Task to carry out: Transcribe the listing that follows in full, omitting pictures.

Dataset entries on figures:

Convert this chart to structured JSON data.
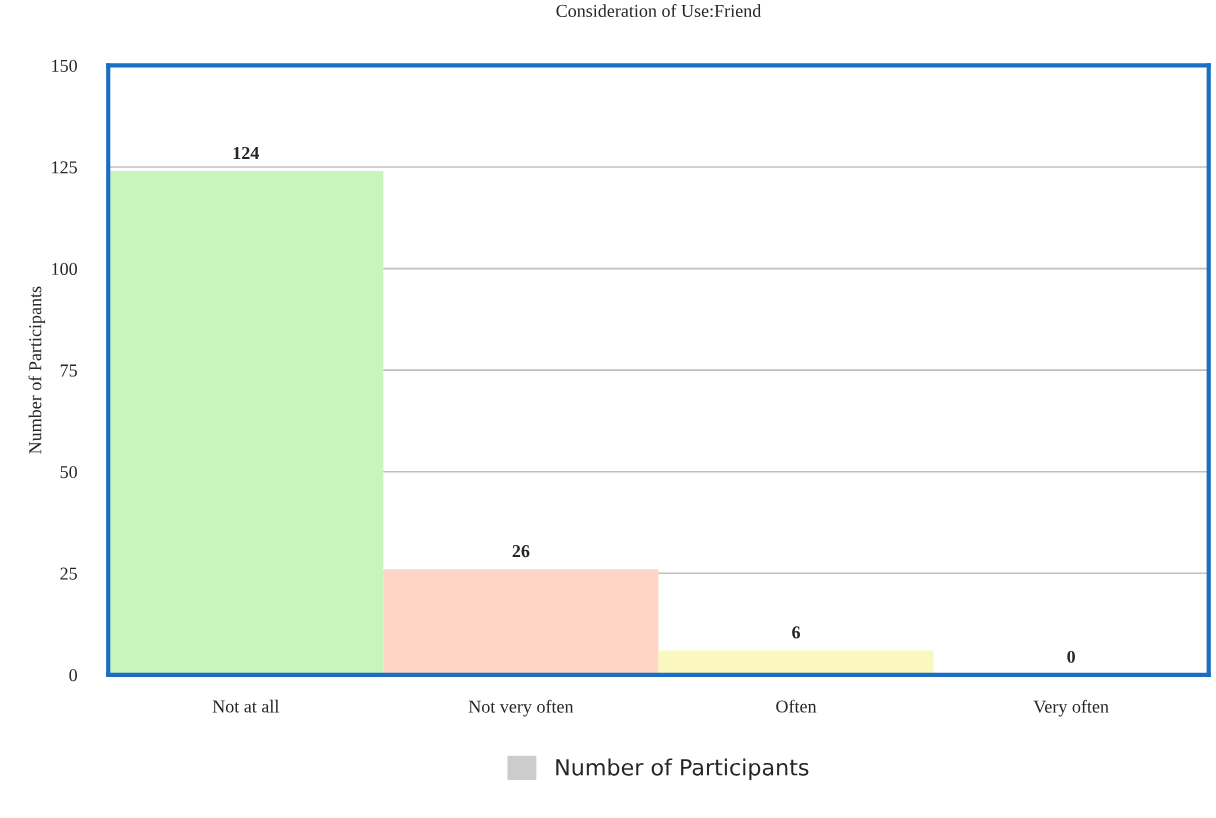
{
  "chart_data": {
    "type": "bar",
    "title": "Consideration of Use:Friend",
    "ylabel": "Number of Participants",
    "categories": [
      "Not at all",
      "Not very often",
      "Often",
      "Very often"
    ],
    "series": [
      {
        "name": "Number of Participants",
        "color": "#cccccc",
        "colors": [
          "#c8f5bc",
          "#fed5c6",
          "#faf8bf",
          "#d6eaf8"
        ],
        "values": [
          124,
          26,
          6,
          0
        ]
      }
    ],
    "ylim": [
      0,
      150
    ],
    "yticks": [
      0,
      25,
      50,
      75,
      100,
      125,
      150
    ],
    "grid": "y",
    "legend": "bottom",
    "data_labels": true
  }
}
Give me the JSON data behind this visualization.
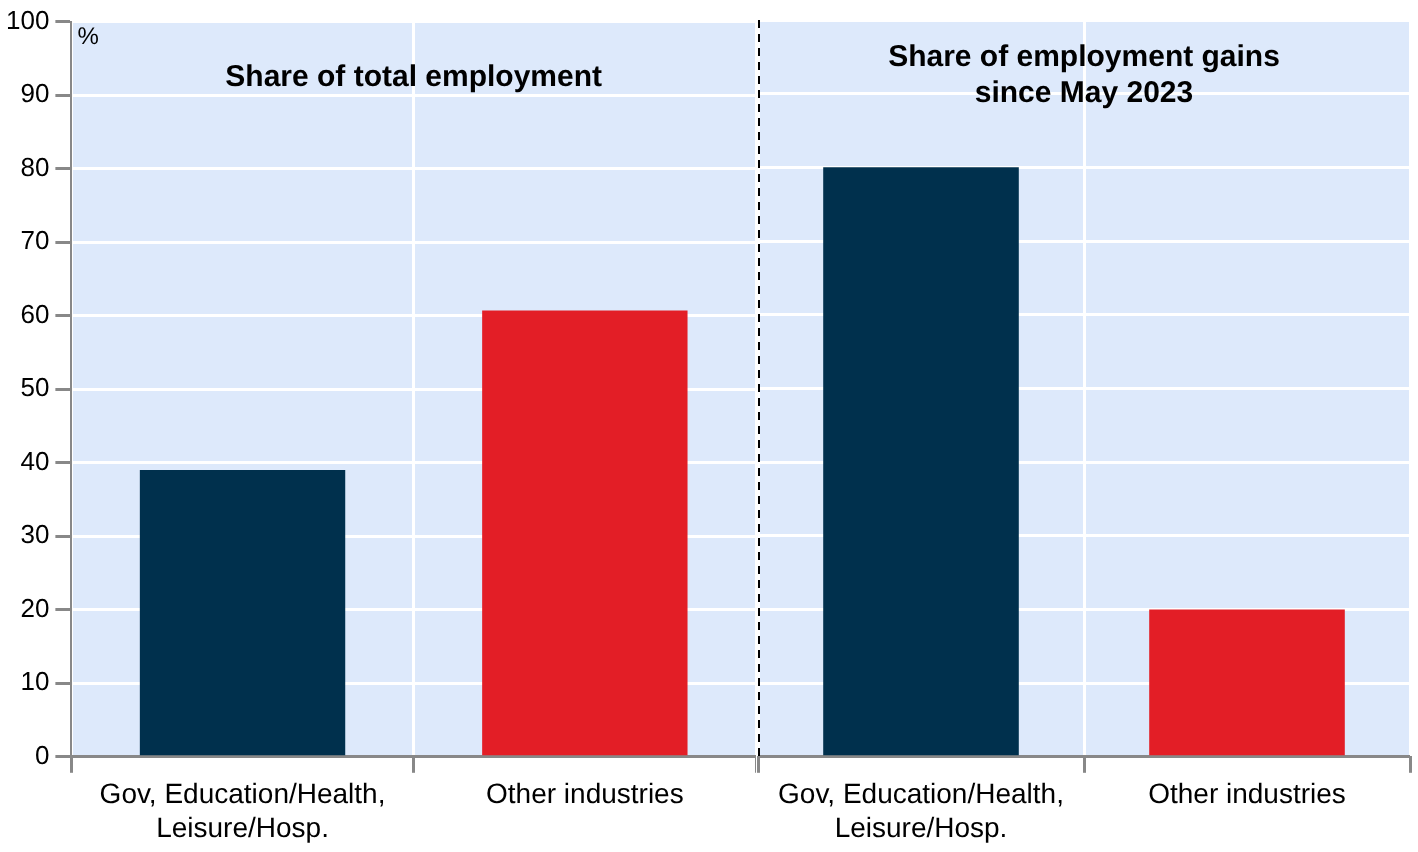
{
  "chart_data": [
    {
      "type": "bar",
      "title": "Share of total employment",
      "ylabel": "%",
      "categories": [
        "Gov, Education/Health, Leisure/Hosp.",
        "Other industries"
      ],
      "values": [
        39,
        60.7
      ],
      "colors": [
        "#00304d",
        "#e31e26"
      ],
      "ylim": [
        0,
        100
      ],
      "yticks": [
        0,
        10,
        20,
        30,
        40,
        50,
        60,
        70,
        80,
        90,
        100
      ],
      "grid": true
    },
    {
      "type": "bar",
      "title": "Share of employment gains since May 2023",
      "categories": [
        "Gov, Education/Health, Leisure/Hosp.",
        "Other industries"
      ],
      "values": [
        80,
        20
      ],
      "colors": [
        "#00304d",
        "#e31e26"
      ],
      "ylim": [
        0,
        100
      ],
      "yticks": [
        0,
        10,
        20,
        30,
        40,
        50,
        60,
        70,
        80,
        90,
        100
      ],
      "grid": true,
      "tick_labels": "x"
    }
  ]
}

Answer to the task:
Convert this chart to structured JSON data.
{
  "chart_data": {
    "type": "bar",
    "title": "Consideration of Use:Friend",
    "ylabel": "Number of Participants",
    "categories": [
      "Not at all",
      "Not very often",
      "Often",
      "Very often"
    ],
    "series": [
      {
        "name": "Number of Participants",
        "color": "#cccccc",
        "colors": [
          "#c8f5bc",
          "#fed5c6",
          "#faf8bf",
          "#d6eaf8"
        ],
        "values": [
          124,
          26,
          6,
          0
        ]
      }
    ],
    "ylim": [
      0,
      150
    ],
    "yticks": [
      0,
      25,
      50,
      75,
      100,
      125,
      150
    ],
    "grid": "y",
    "legend": "bottom",
    "data_labels": true
  }
}
Give me the JSON data behind this visualization.
{
  "chart_data": [
    {
      "type": "bar",
      "title": "Share of total employment",
      "ylabel": "%",
      "categories": [
        "Gov, Education/Health, Leisure/Hosp.",
        "Other industries"
      ],
      "values": [
        39,
        60.7
      ],
      "colors": [
        "#00304d",
        "#e31e26"
      ],
      "ylim": [
        0,
        100
      ],
      "yticks": [
        0,
        10,
        20,
        30,
        40,
        50,
        60,
        70,
        80,
        90,
        100
      ],
      "grid": true
    },
    {
      "type": "bar",
      "title": "Share of employment gains since May 2023",
      "categories": [
        "Gov, Education/Health, Leisure/Hosp.",
        "Other industries"
      ],
      "values": [
        80,
        20
      ],
      "colors": [
        "#00304d",
        "#e31e26"
      ],
      "ylim": [
        0,
        100
      ],
      "yticks": [
        0,
        10,
        20,
        30,
        40,
        50,
        60,
        70,
        80,
        90,
        100
      ],
      "grid": true,
      "tick_labels": "x"
    }
  ]
}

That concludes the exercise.